Objective: Search the listing below for the word "contó" and copy each line that holds it.

** Start **

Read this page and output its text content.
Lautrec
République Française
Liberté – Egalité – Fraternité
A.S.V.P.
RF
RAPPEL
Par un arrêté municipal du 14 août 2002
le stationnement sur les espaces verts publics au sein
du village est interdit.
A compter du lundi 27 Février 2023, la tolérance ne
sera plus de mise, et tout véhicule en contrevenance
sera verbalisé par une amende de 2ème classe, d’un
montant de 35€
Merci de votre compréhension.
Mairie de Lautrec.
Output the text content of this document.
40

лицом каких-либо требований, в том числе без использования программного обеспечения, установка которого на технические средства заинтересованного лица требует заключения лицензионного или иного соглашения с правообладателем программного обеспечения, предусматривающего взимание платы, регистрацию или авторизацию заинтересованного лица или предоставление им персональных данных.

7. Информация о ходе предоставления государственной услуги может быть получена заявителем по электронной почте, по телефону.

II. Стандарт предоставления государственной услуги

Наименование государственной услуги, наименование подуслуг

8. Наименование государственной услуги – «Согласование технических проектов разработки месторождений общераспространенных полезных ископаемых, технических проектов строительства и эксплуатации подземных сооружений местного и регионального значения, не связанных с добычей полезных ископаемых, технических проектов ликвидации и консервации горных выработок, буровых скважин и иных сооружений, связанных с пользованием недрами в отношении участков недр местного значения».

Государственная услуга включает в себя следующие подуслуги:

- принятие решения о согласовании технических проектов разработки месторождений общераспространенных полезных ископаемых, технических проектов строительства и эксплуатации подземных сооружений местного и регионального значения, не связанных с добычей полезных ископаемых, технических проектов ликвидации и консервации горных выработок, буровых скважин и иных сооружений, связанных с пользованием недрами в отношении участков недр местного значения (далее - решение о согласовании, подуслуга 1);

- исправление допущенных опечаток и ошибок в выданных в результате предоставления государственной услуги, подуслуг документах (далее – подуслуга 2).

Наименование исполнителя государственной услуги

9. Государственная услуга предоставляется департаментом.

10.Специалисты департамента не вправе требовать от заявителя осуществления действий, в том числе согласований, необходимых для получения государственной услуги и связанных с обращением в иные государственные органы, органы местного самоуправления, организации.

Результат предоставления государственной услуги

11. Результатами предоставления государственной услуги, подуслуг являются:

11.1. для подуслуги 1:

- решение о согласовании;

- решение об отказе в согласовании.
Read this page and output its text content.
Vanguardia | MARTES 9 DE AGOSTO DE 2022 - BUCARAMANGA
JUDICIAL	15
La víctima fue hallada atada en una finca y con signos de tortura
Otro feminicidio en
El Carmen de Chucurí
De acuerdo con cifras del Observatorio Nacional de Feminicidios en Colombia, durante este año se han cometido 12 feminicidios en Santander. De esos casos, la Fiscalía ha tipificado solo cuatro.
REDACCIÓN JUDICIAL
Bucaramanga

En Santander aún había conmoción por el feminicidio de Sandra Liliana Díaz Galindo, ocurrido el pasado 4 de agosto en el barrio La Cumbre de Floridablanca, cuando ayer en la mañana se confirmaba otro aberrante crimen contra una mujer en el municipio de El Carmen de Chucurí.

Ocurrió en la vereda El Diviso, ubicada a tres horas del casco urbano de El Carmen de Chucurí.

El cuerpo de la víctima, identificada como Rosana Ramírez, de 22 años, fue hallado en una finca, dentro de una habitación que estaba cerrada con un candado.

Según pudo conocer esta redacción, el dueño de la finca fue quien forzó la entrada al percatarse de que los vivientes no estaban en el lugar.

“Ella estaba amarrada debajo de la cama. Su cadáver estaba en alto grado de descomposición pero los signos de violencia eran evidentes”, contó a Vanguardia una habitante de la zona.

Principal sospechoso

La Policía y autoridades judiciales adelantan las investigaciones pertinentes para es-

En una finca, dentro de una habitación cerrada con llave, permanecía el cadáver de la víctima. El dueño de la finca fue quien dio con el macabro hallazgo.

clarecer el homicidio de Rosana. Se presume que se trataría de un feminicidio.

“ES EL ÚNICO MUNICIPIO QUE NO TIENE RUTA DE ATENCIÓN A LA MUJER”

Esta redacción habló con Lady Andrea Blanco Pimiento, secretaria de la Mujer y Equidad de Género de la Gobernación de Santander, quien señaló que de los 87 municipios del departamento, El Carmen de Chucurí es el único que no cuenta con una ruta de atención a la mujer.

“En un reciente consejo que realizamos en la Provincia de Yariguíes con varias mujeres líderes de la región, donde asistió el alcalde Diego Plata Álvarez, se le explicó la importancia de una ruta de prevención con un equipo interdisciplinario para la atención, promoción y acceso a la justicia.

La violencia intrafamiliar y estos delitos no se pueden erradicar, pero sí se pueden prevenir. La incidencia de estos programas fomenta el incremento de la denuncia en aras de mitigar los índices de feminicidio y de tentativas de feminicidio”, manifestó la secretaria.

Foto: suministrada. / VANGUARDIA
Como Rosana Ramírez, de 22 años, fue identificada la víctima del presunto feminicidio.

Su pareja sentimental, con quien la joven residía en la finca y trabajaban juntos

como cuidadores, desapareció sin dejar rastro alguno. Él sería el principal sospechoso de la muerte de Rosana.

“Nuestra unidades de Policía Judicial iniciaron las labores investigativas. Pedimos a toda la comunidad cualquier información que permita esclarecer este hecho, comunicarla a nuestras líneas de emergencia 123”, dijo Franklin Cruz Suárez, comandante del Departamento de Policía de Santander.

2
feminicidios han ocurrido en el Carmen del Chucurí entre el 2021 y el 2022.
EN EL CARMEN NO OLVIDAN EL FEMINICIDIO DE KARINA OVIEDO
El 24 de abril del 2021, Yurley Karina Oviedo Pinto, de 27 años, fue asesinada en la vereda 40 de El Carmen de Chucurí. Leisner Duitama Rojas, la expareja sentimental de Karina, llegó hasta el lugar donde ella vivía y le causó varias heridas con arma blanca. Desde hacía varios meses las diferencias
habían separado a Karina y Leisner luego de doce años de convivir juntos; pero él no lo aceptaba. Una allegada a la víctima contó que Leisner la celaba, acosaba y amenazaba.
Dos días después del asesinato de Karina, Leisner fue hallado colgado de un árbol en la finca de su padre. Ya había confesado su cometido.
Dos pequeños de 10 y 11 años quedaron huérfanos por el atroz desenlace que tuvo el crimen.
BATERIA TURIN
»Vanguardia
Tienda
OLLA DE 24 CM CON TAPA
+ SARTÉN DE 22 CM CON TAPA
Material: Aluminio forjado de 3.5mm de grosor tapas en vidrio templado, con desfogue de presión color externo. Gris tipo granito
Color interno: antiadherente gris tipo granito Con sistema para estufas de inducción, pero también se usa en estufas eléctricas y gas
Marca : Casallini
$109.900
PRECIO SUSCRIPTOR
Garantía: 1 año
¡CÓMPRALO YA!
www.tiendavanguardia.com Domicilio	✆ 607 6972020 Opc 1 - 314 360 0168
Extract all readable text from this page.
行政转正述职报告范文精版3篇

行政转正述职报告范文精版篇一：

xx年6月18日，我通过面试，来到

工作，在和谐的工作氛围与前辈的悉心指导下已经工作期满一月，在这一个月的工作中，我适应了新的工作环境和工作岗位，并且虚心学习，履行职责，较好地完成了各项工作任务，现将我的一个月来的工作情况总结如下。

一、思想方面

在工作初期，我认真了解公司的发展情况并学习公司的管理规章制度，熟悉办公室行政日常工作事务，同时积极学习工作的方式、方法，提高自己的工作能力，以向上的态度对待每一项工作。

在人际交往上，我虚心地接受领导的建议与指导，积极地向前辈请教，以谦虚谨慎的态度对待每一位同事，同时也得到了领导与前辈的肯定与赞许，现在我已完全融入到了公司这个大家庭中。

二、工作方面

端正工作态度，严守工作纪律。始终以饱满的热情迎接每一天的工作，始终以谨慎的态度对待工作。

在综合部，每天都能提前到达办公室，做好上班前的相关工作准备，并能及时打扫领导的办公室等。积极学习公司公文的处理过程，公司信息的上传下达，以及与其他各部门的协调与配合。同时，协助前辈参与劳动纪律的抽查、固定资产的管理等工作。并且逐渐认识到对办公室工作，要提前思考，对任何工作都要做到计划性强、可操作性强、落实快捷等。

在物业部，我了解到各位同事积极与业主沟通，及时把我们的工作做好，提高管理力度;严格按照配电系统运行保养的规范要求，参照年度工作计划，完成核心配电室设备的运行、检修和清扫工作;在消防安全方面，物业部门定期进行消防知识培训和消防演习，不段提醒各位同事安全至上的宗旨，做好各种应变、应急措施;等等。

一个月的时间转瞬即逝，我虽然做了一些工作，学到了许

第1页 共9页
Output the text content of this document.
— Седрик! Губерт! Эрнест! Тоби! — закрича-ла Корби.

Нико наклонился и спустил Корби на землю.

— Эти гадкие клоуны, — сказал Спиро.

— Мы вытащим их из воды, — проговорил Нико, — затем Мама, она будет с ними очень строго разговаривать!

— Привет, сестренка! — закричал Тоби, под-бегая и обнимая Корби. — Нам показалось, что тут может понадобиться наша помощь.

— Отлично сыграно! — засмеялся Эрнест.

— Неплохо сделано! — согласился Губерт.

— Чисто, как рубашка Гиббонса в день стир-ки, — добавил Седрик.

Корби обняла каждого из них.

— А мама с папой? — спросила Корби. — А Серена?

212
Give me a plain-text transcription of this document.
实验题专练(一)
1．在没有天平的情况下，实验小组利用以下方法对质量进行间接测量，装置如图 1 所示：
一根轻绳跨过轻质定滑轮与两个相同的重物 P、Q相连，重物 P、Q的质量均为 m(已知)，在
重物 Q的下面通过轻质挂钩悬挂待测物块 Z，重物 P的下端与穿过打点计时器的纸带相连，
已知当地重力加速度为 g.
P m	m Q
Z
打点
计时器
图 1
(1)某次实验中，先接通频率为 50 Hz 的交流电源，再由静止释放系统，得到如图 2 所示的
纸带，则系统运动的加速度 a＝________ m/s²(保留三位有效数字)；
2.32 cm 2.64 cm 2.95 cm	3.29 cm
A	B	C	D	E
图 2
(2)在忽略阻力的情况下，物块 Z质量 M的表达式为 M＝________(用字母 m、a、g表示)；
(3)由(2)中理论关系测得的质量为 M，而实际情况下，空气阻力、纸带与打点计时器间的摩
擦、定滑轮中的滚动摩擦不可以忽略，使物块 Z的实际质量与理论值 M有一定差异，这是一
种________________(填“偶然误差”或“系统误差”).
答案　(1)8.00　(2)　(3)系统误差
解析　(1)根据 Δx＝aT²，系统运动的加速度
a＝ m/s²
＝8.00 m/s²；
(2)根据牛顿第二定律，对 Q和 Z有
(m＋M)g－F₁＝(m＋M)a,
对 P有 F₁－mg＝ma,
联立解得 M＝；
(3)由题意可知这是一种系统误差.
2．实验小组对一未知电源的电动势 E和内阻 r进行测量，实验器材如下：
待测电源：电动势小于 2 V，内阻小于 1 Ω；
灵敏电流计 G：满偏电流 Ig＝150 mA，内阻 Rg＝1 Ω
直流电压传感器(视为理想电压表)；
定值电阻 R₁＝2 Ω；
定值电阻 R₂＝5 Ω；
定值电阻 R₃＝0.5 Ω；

** End **

Solution to this exercise:
“Ella estaba amarrada debajo de la cama. Su cadáver estaba en alto grado de descomposición pero los signos de violencia eran evidentes”, contó a Vanguardia una habitante de la zona.
habían separado a Karina y Leisner luego de doce años de convivir juntos; pero él no lo aceptaba. Una allegada a la víctima contó que Leisner la celaba, acosaba y amenazaba.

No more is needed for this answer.